> Task objective
Search the data for the string "color" and extract every line where it appears.

> Provided data
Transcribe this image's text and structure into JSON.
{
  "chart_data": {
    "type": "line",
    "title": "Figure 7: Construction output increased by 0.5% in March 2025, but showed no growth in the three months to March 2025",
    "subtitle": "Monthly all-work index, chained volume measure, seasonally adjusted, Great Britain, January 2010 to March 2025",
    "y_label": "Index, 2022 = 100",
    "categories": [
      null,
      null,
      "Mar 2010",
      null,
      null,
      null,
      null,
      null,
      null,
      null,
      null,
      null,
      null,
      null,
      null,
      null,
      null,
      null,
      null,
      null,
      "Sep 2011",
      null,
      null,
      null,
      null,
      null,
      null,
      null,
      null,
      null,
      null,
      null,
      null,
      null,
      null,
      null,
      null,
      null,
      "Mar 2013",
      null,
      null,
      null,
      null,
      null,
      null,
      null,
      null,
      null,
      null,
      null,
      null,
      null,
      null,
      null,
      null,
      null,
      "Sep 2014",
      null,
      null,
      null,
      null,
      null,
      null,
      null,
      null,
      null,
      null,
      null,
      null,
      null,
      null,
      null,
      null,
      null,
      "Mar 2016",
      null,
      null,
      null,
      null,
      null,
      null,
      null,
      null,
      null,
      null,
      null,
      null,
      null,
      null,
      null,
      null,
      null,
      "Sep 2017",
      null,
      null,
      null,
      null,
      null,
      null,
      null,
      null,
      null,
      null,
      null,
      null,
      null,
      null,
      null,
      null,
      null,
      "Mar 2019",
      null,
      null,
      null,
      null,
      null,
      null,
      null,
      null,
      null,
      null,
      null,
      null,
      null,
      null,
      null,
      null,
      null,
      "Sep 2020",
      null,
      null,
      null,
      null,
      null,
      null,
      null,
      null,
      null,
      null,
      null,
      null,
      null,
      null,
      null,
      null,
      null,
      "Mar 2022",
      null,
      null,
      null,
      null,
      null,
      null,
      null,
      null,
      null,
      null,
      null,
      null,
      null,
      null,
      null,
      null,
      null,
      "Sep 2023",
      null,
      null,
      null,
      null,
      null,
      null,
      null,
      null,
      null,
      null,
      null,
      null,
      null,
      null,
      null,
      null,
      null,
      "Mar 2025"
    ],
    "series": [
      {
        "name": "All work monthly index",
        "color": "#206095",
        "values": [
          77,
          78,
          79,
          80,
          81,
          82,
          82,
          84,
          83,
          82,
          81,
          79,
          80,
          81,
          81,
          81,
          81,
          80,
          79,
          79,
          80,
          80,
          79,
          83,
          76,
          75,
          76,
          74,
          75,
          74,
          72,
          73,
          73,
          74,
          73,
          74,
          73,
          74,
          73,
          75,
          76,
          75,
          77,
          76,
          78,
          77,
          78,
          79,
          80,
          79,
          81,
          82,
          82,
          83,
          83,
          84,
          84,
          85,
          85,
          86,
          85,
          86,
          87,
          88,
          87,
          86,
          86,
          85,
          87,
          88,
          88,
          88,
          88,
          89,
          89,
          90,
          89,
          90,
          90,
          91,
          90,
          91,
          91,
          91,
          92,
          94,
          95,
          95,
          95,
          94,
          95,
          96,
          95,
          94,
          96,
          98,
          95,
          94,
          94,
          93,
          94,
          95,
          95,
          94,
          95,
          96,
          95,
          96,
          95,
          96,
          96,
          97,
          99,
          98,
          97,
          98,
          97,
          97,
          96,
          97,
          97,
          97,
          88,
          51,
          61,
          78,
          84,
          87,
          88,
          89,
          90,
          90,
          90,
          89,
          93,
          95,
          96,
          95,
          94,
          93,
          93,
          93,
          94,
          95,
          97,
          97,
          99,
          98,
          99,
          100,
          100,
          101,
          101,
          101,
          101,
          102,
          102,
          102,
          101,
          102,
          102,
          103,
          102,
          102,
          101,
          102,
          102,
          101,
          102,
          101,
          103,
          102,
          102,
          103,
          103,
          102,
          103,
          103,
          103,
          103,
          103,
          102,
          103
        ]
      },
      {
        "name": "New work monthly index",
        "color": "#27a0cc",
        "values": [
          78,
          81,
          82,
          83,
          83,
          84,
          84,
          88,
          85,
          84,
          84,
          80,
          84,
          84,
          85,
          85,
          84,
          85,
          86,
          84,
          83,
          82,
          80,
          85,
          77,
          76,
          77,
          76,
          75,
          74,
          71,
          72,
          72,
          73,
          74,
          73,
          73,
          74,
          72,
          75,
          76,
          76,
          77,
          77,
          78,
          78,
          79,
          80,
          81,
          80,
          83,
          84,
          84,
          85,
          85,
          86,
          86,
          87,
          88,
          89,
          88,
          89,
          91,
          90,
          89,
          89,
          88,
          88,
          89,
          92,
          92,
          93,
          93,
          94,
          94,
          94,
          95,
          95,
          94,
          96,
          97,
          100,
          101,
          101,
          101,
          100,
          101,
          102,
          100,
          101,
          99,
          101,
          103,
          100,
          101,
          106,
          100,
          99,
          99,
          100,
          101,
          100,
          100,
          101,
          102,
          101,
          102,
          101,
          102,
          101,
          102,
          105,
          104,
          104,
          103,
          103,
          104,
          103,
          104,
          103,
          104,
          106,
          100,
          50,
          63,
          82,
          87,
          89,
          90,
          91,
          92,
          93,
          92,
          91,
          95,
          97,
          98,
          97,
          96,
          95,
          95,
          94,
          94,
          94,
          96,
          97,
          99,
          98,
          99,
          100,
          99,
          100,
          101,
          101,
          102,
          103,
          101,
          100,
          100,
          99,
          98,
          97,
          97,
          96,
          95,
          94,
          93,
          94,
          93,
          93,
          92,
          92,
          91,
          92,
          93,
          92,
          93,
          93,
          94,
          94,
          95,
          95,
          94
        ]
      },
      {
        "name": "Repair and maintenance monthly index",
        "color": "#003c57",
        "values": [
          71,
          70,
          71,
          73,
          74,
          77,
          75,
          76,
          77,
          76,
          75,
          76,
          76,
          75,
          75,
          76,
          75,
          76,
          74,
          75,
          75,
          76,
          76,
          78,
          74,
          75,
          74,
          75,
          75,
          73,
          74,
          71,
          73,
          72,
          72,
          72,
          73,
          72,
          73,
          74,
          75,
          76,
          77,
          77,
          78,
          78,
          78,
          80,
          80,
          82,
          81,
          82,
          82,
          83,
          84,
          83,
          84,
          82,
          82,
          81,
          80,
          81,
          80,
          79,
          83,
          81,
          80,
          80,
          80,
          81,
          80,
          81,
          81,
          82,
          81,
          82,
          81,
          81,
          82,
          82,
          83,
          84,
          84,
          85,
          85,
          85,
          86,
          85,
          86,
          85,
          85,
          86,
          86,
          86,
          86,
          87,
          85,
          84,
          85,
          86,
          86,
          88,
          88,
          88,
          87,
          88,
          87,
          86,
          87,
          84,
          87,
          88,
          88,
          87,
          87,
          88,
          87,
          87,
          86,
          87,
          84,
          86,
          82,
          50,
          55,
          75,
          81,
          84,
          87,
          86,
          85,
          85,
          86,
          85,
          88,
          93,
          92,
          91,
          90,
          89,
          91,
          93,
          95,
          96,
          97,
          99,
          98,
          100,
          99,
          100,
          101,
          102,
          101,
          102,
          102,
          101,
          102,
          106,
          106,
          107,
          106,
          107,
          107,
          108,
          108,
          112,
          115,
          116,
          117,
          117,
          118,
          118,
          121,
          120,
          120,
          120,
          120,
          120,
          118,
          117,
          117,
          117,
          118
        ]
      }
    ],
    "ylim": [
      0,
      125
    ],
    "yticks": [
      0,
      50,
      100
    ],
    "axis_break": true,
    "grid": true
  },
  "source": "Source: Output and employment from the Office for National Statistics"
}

> Complete answer
        "color": "#206095",
        "color": "#27a0cc",
        "color": "#003c57",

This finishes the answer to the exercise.